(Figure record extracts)
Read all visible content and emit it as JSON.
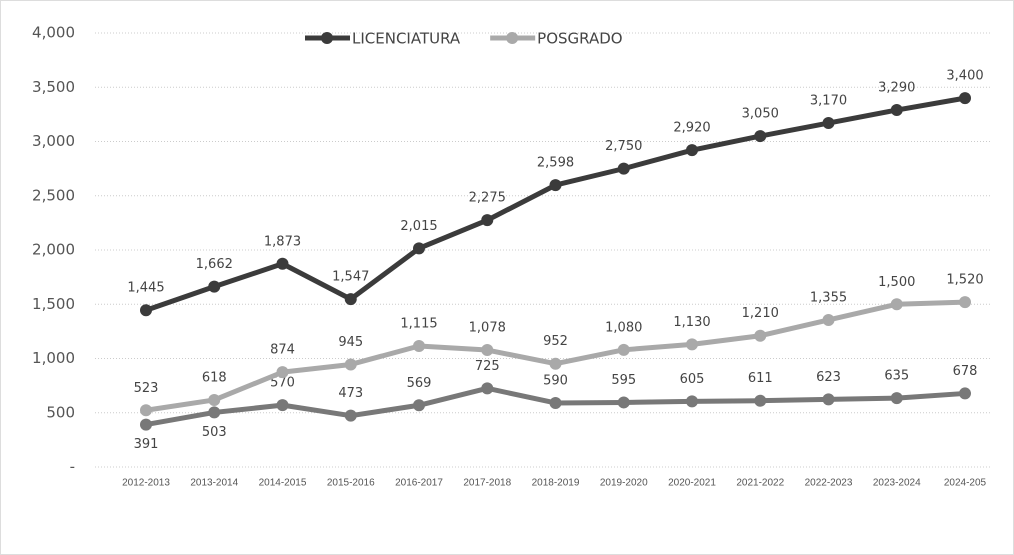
{
  "chart_data": {
    "type": "line",
    "categories": [
      "2012-2013",
      "2013-2014",
      "2014-2015",
      "2015-2016",
      "2016-2017",
      "2017-2018",
      "2018-2019",
      "2019-2020",
      "2020-2021",
      "2021-2022",
      "2022-2023",
      "2023-2024",
      "2024-205"
    ],
    "series": [
      {
        "name": "LICENCIATURA",
        "color": "#3b3b3b",
        "values": [
          1445,
          1662,
          1873,
          1547,
          2015,
          2275,
          2598,
          2750,
          2920,
          3050,
          3170,
          3290,
          3400
        ],
        "value_labels": [
          "1,445",
          "1,662",
          "1,873",
          "1,547",
          "2,015",
          "2,275",
          "2,598",
          "2,750",
          "2,920",
          "3,050",
          "3,170",
          "3,290",
          "3,400"
        ]
      },
      {
        "name": "POSGRADO",
        "color": "#a9a9a9",
        "values": [
          523,
          618,
          874,
          945,
          1115,
          1078,
          952,
          1080,
          1130,
          1210,
          1355,
          1500,
          1520
        ],
        "value_labels": [
          "523",
          "618",
          "874",
          "945",
          "1,115",
          "1,078",
          "952",
          "1,080",
          "1,130",
          "1,210",
          "1,355",
          "1,500",
          "1,520"
        ]
      },
      {
        "color": "#787878",
        "values": [
          391,
          503,
          570,
          473,
          569,
          725,
          590,
          595,
          605,
          611,
          623,
          635,
          678
        ]
      }
    ],
    "ylim": [
      0,
      4000
    ],
    "yticks": [
      {
        "value": 0,
        "label": "-"
      },
      500,
      {
        "value": 1000,
        "label": "1,000"
      },
      {
        "value": 1500,
        "label": "1,500"
      },
      {
        "value": 2000,
        "label": "2,000"
      },
      {
        "value": 2500,
        "label": "2,500"
      },
      {
        "value": 3000,
        "label": "3,000"
      },
      {
        "value": 3500,
        "label": "3,500"
      },
      {
        "value": 4000,
        "label": "4,000"
      }
    ],
    "grid": true,
    "legend": "top"
  }
}
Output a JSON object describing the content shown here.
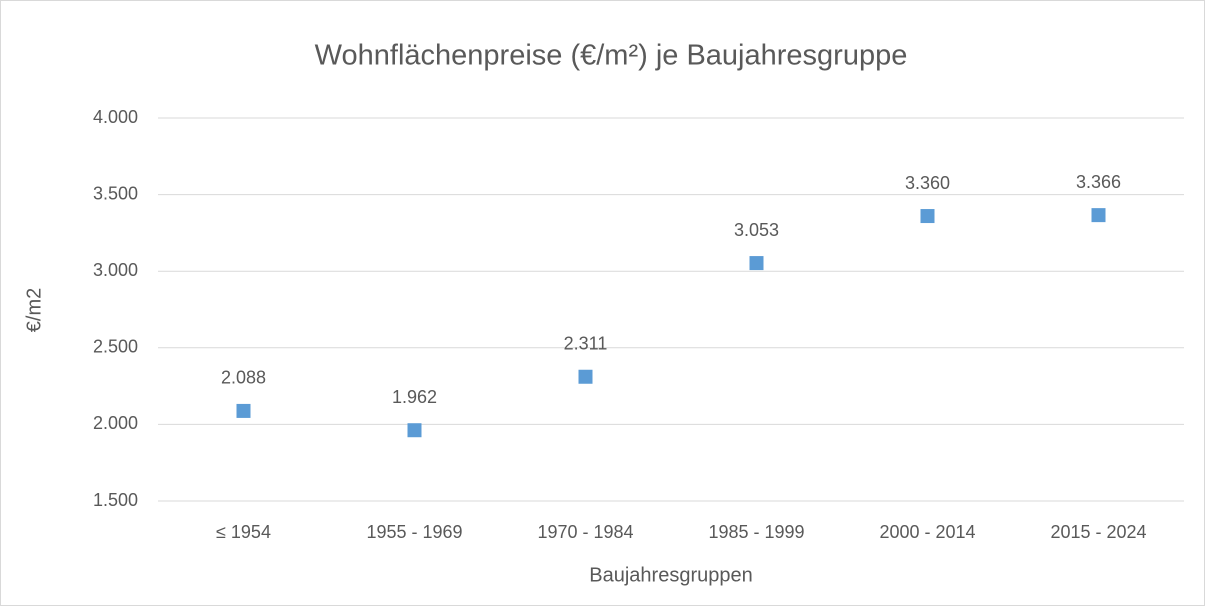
{
  "chart_data": {
    "type": "scatter",
    "title": "Wohnflächenpreise (€/m²) je Baujahresgruppe",
    "x_label": "Baujahresgruppen",
    "y_label": "€/m2",
    "categories": [
      "≤ 1954",
      "1955 - 1969",
      "1970 - 1984",
      "1985 - 1999",
      "2000 - 2014",
      "2015 - 2024"
    ],
    "values": [
      2088,
      1962,
      2311,
      3053,
      3360,
      3366
    ],
    "value_labels": [
      "2.088",
      "1.962",
      "2.311",
      "3.053",
      "3.360",
      "3.366"
    ],
    "color": "#5b9bd5",
    "marker": "square",
    "ylim": [
      1500,
      4000
    ],
    "yticks": [
      {
        "value": 1500,
        "label": "1.500"
      },
      {
        "value": 2000,
        "label": "2.000"
      },
      {
        "value": 2500,
        "label": "2.500"
      },
      {
        "value": 3000,
        "label": "3.000"
      },
      {
        "value": 3500,
        "label": "3.500"
      },
      {
        "value": 4000,
        "label": "4.000"
      }
    ],
    "grid": true
  }
}
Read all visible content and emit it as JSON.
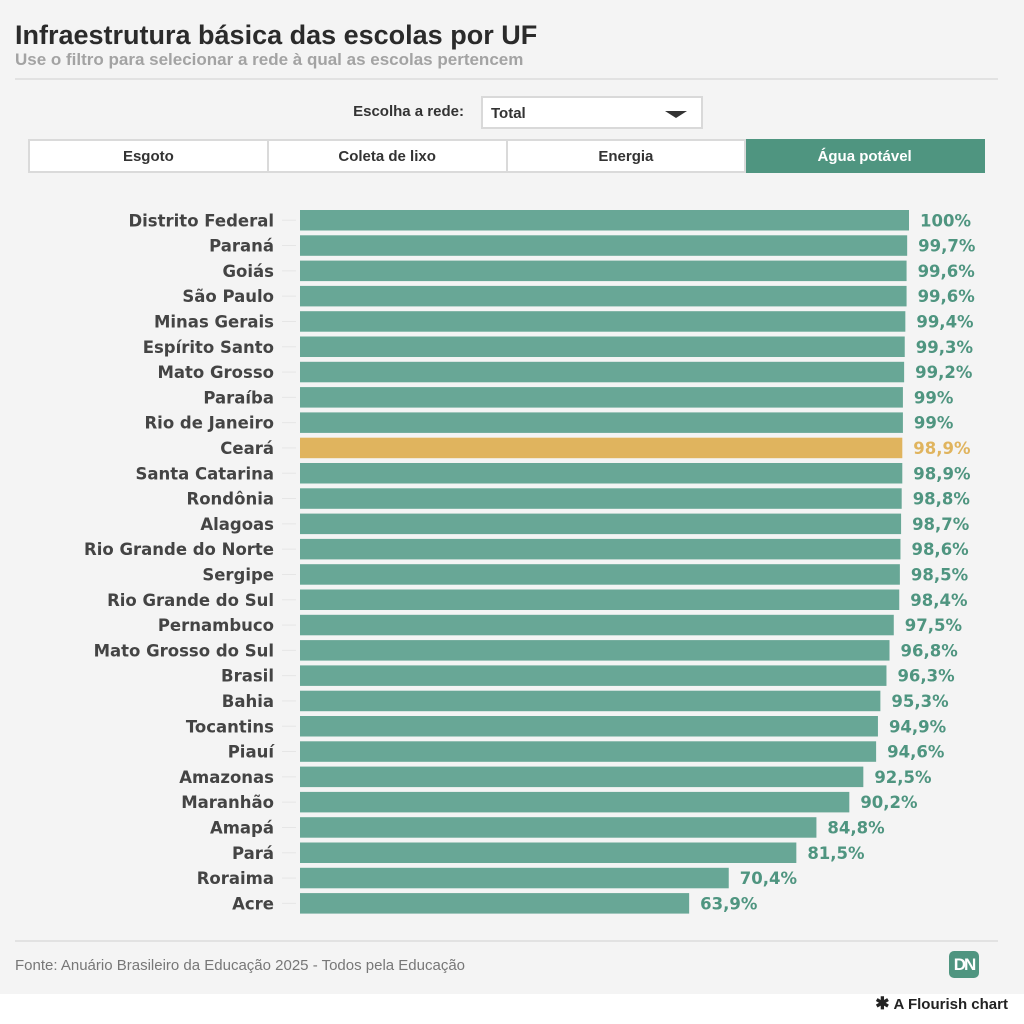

INSTRUCTION:
Leave out all pictures, then copy the remaining material exactly.

ANSWER FOR THE TASK:
Read all visible content and emit it as JSON.
{
  "chart_data": {
    "type": "line",
    "categories": [
      "2012-2013",
      "2013-2014",
      "2014-2015",
      "2015-2016",
      "2016-2017",
      "2017-2018",
      "2018-2019",
      "2019-2020",
      "2020-2021",
      "2021-2022",
      "2022-2023",
      "2023-2024",
      "2024-205"
    ],
    "series": [
      {
        "name": "LICENCIATURA",
        "color": "#3b3b3b",
        "values": [
          1445,
          1662,
          1873,
          1547,
          2015,
          2275,
          2598,
          2750,
          2920,
          3050,
          3170,
          3290,
          3400
        ],
        "value_labels": [
          "1,445",
          "1,662",
          "1,873",
          "1,547",
          "2,015",
          "2,275",
          "2,598",
          "2,750",
          "2,920",
          "3,050",
          "3,170",
          "3,290",
          "3,400"
        ]
      },
      {
        "name": "POSGRADO",
        "color": "#a9a9a9",
        "values": [
          523,
          618,
          874,
          945,
          1115,
          1078,
          952,
          1080,
          1130,
          1210,
          1355,
          1500,
          1520
        ],
        "value_labels": [
          "523",
          "618",
          "874",
          "945",
          "1,115",
          "1,078",
          "952",
          "1,080",
          "1,130",
          "1,210",
          "1,355",
          "1,500",
          "1,520"
        ]
      },
      {
        "color": "#787878",
        "values": [
          391,
          503,
          570,
          473,
          569,
          725,
          590,
          595,
          605,
          611,
          623,
          635,
          678
        ]
      }
    ],
    "ylim": [
      0,
      4000
    ],
    "yticks": [
      {
        "value": 0,
        "label": "-"
      },
      500,
      {
        "value": 1000,
        "label": "1,000"
      },
      {
        "value": 1500,
        "label": "1,500"
      },
      {
        "value": 2000,
        "label": "2,000"
      },
      {
        "value": 2500,
        "label": "2,500"
      },
      {
        "value": 3000,
        "label": "3,000"
      },
      {
        "value": 3500,
        "label": "3,500"
      },
      {
        "value": 4000,
        "label": "4,000"
      }
    ],
    "grid": true,
    "legend": "top"
  }
}
Output a JSON object describing the content shown here.
{
  "chart_data": {
    "type": "scatter",
    "title": "Wohnflächenpreise (€/m²) je Baujahresgruppe",
    "x_label": "Baujahresgruppen",
    "y_label": "€/m2",
    "categories": [
      "≤ 1954",
      "1955 - 1969",
      "1970 - 1984",
      "1985 - 1999",
      "2000 - 2014",
      "2015 - 2024"
    ],
    "values": [
      2088,
      1962,
      2311,
      3053,
      3360,
      3366
    ],
    "value_labels": [
      "2.088",
      "1.962",
      "2.311",
      "3.053",
      "3.360",
      "3.366"
    ],
    "color": "#5b9bd5",
    "marker": "square",
    "ylim": [
      1500,
      4000
    ],
    "yticks": [
      {
        "value": 1500,
        "label": "1.500"
      },
      {
        "value": 2000,
        "label": "2.000"
      },
      {
        "value": 2500,
        "label": "2.500"
      },
      {
        "value": 3000,
        "label": "3.000"
      },
      {
        "value": 3500,
        "label": "3.500"
      },
      {
        "value": 4000,
        "label": "4.000"
      }
    ],
    "grid": true
  }
}
Read all visible content and emit it as JSON.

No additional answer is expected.